**STORED RECORDS**
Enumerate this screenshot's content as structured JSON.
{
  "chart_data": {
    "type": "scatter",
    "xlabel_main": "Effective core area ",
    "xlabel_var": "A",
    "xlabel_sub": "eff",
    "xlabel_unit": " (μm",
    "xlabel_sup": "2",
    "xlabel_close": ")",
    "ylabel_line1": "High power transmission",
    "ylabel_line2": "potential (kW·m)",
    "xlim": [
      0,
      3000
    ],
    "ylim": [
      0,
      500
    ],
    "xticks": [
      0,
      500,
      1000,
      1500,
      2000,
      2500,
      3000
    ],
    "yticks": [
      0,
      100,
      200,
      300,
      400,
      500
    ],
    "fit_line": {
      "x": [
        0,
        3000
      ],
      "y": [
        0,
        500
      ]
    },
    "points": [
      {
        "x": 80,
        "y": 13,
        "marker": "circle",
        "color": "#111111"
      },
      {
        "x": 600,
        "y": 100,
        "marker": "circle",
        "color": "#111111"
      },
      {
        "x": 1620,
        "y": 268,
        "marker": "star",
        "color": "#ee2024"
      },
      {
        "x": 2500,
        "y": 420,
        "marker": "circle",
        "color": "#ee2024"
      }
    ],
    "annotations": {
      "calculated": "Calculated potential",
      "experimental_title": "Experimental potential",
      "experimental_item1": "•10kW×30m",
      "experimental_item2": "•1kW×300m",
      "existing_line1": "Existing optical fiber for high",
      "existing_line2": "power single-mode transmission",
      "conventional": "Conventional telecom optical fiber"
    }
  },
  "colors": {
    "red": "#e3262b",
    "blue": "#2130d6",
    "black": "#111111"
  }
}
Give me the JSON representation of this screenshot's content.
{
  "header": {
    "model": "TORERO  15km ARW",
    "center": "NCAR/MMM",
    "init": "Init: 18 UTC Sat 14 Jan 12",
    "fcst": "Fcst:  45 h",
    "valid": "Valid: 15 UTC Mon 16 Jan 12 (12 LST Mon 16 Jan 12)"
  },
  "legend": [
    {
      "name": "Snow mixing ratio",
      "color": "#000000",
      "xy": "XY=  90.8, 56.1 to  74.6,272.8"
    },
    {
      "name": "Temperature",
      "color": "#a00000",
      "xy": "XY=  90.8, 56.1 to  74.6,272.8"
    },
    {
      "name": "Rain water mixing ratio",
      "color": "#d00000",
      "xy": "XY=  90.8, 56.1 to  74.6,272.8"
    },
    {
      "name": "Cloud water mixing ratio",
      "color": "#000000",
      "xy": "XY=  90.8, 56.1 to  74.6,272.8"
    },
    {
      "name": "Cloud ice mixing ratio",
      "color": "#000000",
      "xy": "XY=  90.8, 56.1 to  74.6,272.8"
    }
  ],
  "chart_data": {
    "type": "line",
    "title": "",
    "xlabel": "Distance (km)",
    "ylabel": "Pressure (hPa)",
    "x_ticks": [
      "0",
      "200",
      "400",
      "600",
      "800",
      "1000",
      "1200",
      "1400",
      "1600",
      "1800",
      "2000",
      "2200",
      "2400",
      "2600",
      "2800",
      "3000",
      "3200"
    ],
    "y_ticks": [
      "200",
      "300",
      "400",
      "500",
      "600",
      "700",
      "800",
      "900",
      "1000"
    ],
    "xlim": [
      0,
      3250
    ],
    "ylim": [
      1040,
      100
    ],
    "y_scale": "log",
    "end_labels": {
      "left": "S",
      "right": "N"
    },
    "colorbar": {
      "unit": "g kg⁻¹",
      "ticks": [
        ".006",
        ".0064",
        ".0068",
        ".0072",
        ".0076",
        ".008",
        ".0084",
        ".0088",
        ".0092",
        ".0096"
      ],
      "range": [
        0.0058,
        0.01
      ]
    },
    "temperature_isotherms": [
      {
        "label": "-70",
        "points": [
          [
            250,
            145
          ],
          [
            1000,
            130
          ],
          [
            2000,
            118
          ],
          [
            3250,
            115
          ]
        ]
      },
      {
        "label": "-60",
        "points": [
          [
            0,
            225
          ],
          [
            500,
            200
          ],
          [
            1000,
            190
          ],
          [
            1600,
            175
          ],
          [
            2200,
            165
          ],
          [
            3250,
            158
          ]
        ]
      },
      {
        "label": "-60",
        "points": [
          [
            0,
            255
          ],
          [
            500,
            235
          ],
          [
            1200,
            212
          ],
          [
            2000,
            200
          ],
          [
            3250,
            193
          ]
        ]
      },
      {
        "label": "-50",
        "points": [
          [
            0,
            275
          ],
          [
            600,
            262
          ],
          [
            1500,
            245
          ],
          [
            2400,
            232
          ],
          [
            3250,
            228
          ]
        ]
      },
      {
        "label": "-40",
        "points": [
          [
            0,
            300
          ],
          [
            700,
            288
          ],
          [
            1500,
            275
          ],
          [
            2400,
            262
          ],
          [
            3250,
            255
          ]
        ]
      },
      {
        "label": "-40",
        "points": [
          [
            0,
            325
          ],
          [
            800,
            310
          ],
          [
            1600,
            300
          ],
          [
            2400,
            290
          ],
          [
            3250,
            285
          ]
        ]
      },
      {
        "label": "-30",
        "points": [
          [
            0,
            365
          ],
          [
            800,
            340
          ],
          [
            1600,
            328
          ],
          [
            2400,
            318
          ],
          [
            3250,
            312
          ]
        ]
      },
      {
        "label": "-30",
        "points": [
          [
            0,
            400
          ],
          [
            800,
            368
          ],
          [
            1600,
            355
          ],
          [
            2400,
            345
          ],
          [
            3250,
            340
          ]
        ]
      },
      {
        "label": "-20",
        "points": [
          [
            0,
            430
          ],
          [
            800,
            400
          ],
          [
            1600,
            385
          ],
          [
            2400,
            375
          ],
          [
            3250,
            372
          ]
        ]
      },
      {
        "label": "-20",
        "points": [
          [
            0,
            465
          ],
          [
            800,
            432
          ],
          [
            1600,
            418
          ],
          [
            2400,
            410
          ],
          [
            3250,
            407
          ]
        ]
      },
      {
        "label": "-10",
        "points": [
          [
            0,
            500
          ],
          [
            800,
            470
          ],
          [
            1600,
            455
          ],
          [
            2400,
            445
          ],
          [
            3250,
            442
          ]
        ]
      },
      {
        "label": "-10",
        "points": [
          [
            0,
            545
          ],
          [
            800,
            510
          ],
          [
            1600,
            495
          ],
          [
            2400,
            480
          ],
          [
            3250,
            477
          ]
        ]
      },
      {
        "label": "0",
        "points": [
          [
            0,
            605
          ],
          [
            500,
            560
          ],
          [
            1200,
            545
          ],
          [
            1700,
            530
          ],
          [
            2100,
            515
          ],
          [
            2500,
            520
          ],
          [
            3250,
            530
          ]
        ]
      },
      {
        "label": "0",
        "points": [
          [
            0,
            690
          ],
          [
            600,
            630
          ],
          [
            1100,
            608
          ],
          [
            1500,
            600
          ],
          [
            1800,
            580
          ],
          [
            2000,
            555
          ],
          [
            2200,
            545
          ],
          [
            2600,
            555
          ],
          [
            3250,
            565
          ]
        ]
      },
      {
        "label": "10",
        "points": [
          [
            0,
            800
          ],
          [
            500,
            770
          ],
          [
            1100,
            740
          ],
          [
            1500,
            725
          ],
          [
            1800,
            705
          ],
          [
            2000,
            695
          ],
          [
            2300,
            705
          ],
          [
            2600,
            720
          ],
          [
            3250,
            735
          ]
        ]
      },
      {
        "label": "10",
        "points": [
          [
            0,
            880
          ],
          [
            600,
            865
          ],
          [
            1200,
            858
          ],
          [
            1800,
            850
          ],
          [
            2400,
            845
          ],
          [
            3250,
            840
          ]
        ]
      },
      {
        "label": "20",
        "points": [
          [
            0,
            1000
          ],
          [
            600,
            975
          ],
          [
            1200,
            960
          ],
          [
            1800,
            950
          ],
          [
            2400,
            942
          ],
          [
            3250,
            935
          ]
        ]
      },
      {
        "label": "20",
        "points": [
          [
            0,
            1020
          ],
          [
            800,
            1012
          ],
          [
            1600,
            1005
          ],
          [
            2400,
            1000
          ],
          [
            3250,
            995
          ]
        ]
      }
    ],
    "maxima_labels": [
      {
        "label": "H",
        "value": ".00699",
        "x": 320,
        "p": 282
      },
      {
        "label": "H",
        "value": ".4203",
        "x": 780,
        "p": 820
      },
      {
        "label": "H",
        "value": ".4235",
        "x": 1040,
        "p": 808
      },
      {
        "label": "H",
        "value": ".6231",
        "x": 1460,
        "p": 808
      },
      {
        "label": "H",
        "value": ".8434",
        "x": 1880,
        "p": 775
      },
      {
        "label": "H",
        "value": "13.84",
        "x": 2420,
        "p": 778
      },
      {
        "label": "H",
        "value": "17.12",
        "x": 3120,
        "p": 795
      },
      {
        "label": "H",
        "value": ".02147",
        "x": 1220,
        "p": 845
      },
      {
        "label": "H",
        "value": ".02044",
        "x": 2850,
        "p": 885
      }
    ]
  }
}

**PROMPT**
From the entries, report each line that includes the word "this".

**OUTPUT OF THE TASK**
Enumerate this screenshot's content as structured JSON.
Give me the JSON representation of this screenshot's content.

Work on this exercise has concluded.